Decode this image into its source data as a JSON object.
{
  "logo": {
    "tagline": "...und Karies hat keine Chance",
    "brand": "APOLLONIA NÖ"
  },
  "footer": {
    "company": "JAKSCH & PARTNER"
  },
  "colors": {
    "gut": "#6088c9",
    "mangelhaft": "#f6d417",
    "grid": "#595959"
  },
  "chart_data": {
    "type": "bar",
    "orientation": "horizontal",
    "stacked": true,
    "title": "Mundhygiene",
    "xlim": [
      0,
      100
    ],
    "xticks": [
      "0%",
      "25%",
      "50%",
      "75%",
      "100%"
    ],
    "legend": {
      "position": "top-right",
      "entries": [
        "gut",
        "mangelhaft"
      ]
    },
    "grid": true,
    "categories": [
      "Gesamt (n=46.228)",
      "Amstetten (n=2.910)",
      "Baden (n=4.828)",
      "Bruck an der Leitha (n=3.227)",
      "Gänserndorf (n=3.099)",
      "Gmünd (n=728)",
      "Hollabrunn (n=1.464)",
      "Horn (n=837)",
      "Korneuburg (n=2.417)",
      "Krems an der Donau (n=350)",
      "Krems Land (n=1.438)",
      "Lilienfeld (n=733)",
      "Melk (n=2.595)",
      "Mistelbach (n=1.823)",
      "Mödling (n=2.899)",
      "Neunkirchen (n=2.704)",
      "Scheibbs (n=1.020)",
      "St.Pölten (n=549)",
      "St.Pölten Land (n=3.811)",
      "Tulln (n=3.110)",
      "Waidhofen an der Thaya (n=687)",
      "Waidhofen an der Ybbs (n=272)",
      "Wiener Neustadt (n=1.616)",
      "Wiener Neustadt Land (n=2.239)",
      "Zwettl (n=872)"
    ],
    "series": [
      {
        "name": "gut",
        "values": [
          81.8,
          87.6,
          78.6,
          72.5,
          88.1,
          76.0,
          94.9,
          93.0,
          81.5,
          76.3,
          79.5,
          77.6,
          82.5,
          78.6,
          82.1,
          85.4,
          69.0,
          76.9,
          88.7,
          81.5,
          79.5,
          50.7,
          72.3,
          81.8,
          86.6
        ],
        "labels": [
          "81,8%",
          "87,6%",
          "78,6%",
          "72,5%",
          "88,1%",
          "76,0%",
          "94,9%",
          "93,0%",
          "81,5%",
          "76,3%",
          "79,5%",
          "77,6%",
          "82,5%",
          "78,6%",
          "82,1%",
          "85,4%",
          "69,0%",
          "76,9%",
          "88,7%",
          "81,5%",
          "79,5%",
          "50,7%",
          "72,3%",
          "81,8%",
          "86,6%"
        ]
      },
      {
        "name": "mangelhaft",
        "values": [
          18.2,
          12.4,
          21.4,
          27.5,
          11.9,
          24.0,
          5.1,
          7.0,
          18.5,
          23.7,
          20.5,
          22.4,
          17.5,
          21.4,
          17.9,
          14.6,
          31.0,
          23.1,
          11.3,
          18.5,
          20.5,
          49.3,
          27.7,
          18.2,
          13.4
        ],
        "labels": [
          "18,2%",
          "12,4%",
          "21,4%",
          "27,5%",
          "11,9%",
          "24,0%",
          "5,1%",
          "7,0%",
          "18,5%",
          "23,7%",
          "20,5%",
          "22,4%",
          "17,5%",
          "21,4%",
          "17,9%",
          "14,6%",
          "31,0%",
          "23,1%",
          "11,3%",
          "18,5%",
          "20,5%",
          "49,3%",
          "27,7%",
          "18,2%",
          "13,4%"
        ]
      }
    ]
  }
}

• **What you need to do**:
Review the material and copy each line in which the word "Wiener" appears.

• **Task output**:
      "Wiener Neustadt (n=1.616)",
      "Wiener Neustadt Land (n=2.239)",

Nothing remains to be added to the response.